== Exercise material ==
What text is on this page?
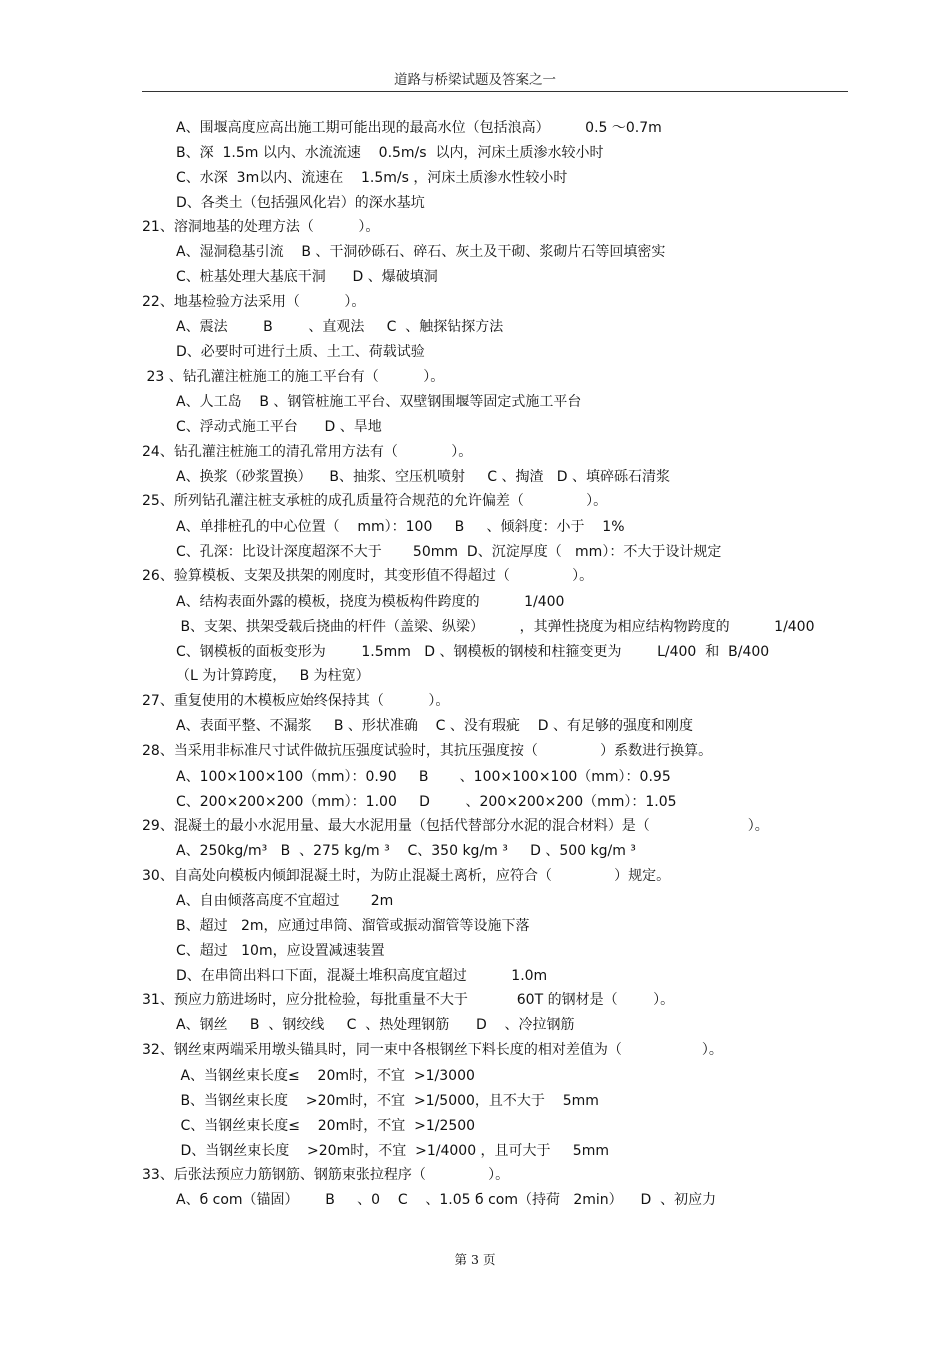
道路与桥梁试题及答案之一
A、围堰高度应高出施工期可能出现的最高水位（包括浪高）        0.5 ～0.7m
B、深  1.5m 以内、水流流速    0.5m/s  以内，河床土质渗水较小时
C、水深  3m以内、流速在    1.5m/s ，河床土质渗水性较小时
D、各类土（包括强风化岩）的深水基坑
21、溶洞地基的处理方法（          ）。
A、湿洞稳基引流    B 、干洞砂砾石、碎石、灰土及干砌、浆砌片石等回填密实
C、桩基处理大基底干洞      D 、爆破填洞
22、地基检验方法采用（          ）。
A、震法        B        、直观法     C  、触探钻探方法
D、必要时可进行土质、土工、荷载试验
23 、钻孔灌注桩施工的施工平台有（          ）。
A、人工岛    B 、钢管桩施工平台、双壁钢围堰等固定式施工平台
C、浮动式施工平台      D 、旱地
24、钻孔灌注桩施工的清孔常用方法有（            ）。
A、换浆（砂浆置换）    B、抽浆、空压机喷射     C 、掏渣   D 、填碎砾石清浆
25、所列钻孔灌注桩支承桩的成孔质量符合规范的允许偏差（              ）。
A、单排桩孔的中心位置（    mm）：100     B     、倾斜度：小于    1%
C、孔深：比设计深度超深不大于       50mm  D、沉淀厚度（   mm）：不大于设计规定
26、验算模板、支架及拱架的刚度时，其变形值不得超过（              ）。
A、结构表面外露的模板，挠度为模板构件跨度的          1/400
B、支架、拱架受载后挠曲的杆件（盖梁、纵梁）        ，其弹性挠度为相应结构物跨度的          1/400
C、钢模板的面板变形为        1.5mm   D 、钢模板的钢棱和柱箍变更为        L/400  和  B/400
（L 为计算跨度，   B 为柱宽）
27、重复使用的木模板应始终保持其（          ）。
A、表面平整、不漏浆     B 、形状准确    C 、没有瑕疵    D 、有足够的强度和刚度
28、当采用非标准尺寸试件做抗压强度试验时，其抗压强度按（              ）系数进行换算。
A、100×100×100（mm）：0.90     B       、100×100×100（mm）：0.95
C、200×200×200（mm）：1.00     D        、200×200×200（mm）：1.05
29、混凝土的最小水泥用量、最大水泥用量（包括代替部分水泥的混合材料）是（                      ）。
A、250kg/m³   B  、275 kg/m ³    C、350 kg/m ³     D 、500 kg/m ³
30、自高处向模板内倾卸混凝土时，为防止混凝土离析，应符合（              ）规定。
A、自由倾落高度不宜超过       2m
B、超过   2m，应通过串筒、溜管或振动溜管等设施下落
C、超过   10m，应设置减速装置
D、在串筒出料口下面，混凝土堆积高度宜超过          1.0m
31、预应力筋进场时，应分批检验，每批重量不大于           60T 的钢材是（        ）。
A、钢丝     B  、钢绞线     C  、热处理钢筋      D    、冷拉钢筋
32、钢丝束两端采用墩头锚具时，同一束中各根钢丝下料长度的相对差值为（                  ）。
A、当钢丝束长度≤    20m时，不宜  >1/3000
B、当钢丝束长度    >20m时，不宜  >1/5000，且不大于    5mm
C、当钢丝束长度≤    20m时，不宜  >1/2500
D、当钢丝束长度    >20m时，不宜  >1/4000 ，且可大于     5mm
33、后张法预应力筋钢筋、钢筋束张拉程序（              ）。
A、б com（锚固）      B     、0    C    、1.05 б com（持荷   2min）    D  、初应力
第 3 页
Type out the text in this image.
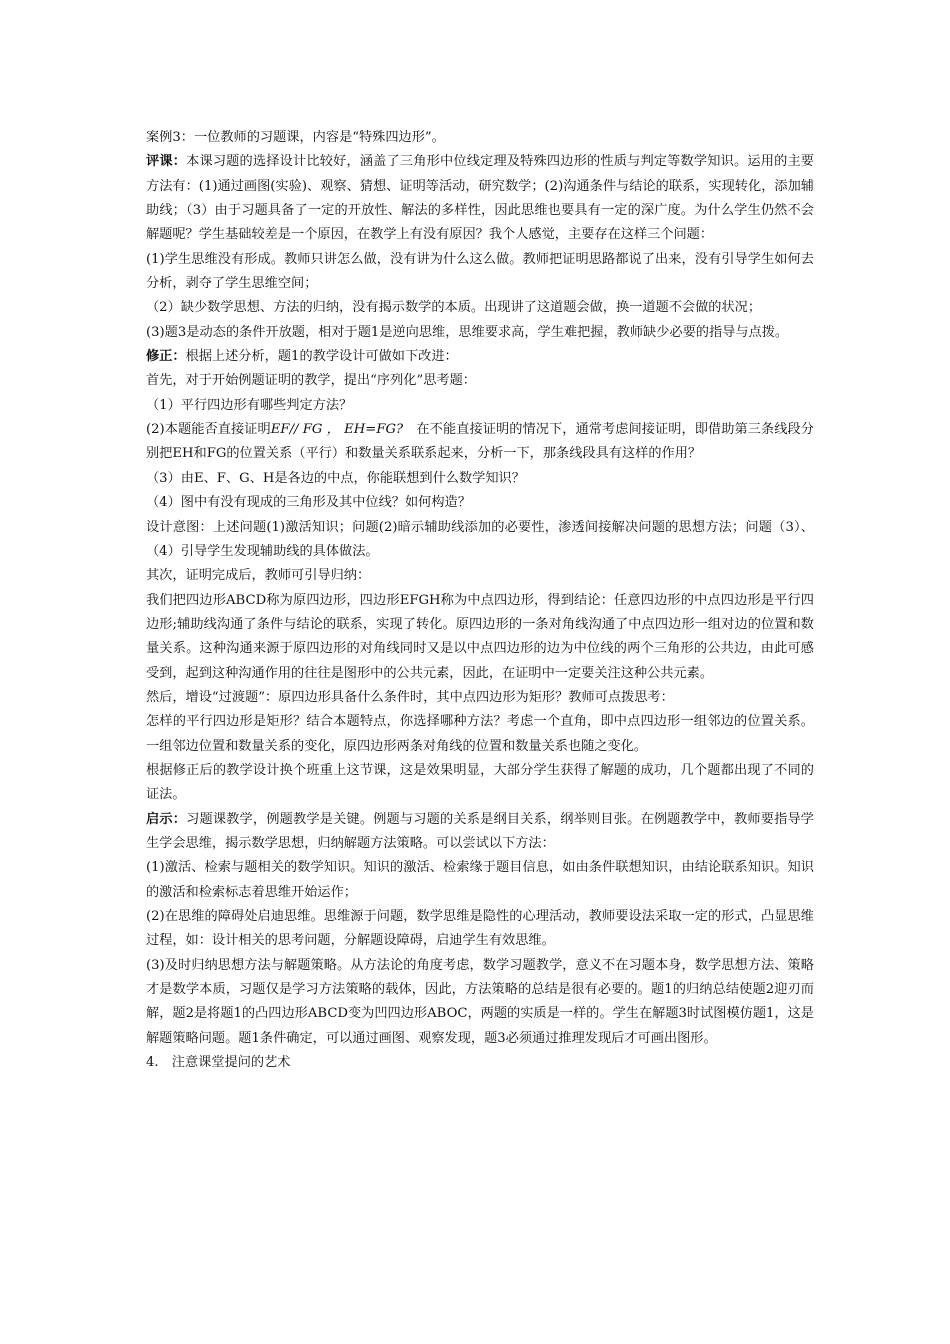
案例3：一位教师的习题课，内容是“特殊四边形”。

评课：本课习题的选择设计比较好，涵盖了三角形中位线定理及特殊四边形的性质与判定等数学知识。运用的主要方法有：(1)通过画图(实验)、观察、猜想、证明等活动，研究数学；(2)沟通条件与结论的联系，实现转化，添加辅助线；（3）由于习题具备了一定的开放性、解法的多样性，因此思维也要具有一定的深广度。为什么学生仍然不会解题呢？学生基础较差是一个原因，在教学上有没有原因？我个人感觉，主要存在这样三个问题：

(1)学生思维没有形成。教师只讲怎么做，没有讲为什么这么做。教师把证明思路都说了出来，没有引导学生如何去分析，剥夺了学生思维空间；

（2）缺少数学思想、方法的归纳，没有揭示数学的本质。出现讲了这道题会做，换一道题不会做的状况；

(3)题3是动态的条件开放题，相对于题1是逆向思维，思维要求高，学生难把握，教师缺少必要的指导与点拨。

修正：根据上述分析，题1的教学设计可做如下改进：

首先，对于开始例题证明的教学，提出“序列化”思考题：

（1）平行四边形有哪些判定方法？

(2)本题能否直接证明EF// FG ， EH=FG?　在不能直接证明的情况下，通常考虑间接证明，即借助第三条线段分别把EH和FG的位置关系（平行）和数量关系联系起来，分析一下，那条线段具有这样的作用？

（3）由E、F、G、H是各边的中点，你能联想到什么数学知识？

（4）图中有没有现成的三角形及其中位线？如何构造？

设计意图：上述问题(1)激活知识；问题(2)暗示辅助线添加的必要性，渗透间接解决问题的思想方法；问题（3）、（4）引导学生发现辅助线的具体做法。

其次，证明完成后，教师可引导归纳：

我们把四边形ABCD称为原四边形，四边形EFGH称为中点四边形，得到结论：任意四边形的中点四边形是平行四边形;辅助线沟通了条件与结论的联系，实现了转化。原四边形的一条对角线沟通了中点四边形一组对边的位置和数量关系。这种沟通来源于原四边形的对角线同时又是以中点四边形的边为中位线的两个三角形的公共边，由此可感受到，起到这种沟通作用的往往是图形中的公共元素，因此，在证明中一定要关注这种公共元素。

然后，增设“过渡题”：原四边形具备什么条件时，其中点四边形为矩形？教师可点拨思考：

怎样的平行四边形是矩形？结合本题特点，你选择哪种方法？考虑一个直角，即中点四边形一组邻边的位置关系。一组邻边位置和数量关系的变化，原四边形两条对角线的位置和数量关系也随之变化。

根据修正后的教学设计换个班重上这节课，这是效果明显，大部分学生获得了解题的成功，几个题都出现了不同的证法。

启示：习题课教学，例题教学是关键。例题与习题的关系是纲目关系，纲举则目张。在例题教学中，教师要指导学生学会思维，揭示数学思想，归纳解题方法策略。可以尝试以下方法：

(1)激活、检索与题相关的数学知识。知识的激活、检索缘于题目信息，如由条件联想知识，由结论联系知识。知识的激活和检索标志着思维开始运作；

(2)在思维的障碍处启迪思维。思维源于问题，数学思维是隐性的心理活动，教师要设法采取一定的形式，凸显思维过程，如：设计相关的思考问题，分解题设障碍，启迪学生有效思维。

(3)及时归纳思想方法与解题策略。从方法论的角度考虑，数学习题教学，意义不在习题本身，数学思想方法、策略才是数学本质，习题仅是学习方法策略的载体，因此，方法策略的总结是很有必要的。题1的归纳总结使题2迎刃而解，题2是将题1的凸四边形ABCD变为凹四边形ABOC，两题的实质是一样的。学生在解题3时试图模仿题1，这是解题策略问题。题1条件确定，可以通过画图、观察发现，题3必须通过推理发现后才可画出图形。

4.　注意课堂提问的艺术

== Task description ==
Reply with one number only: the count of lines in the entries that contain "当钢丝束长度".

== Written answer ==
4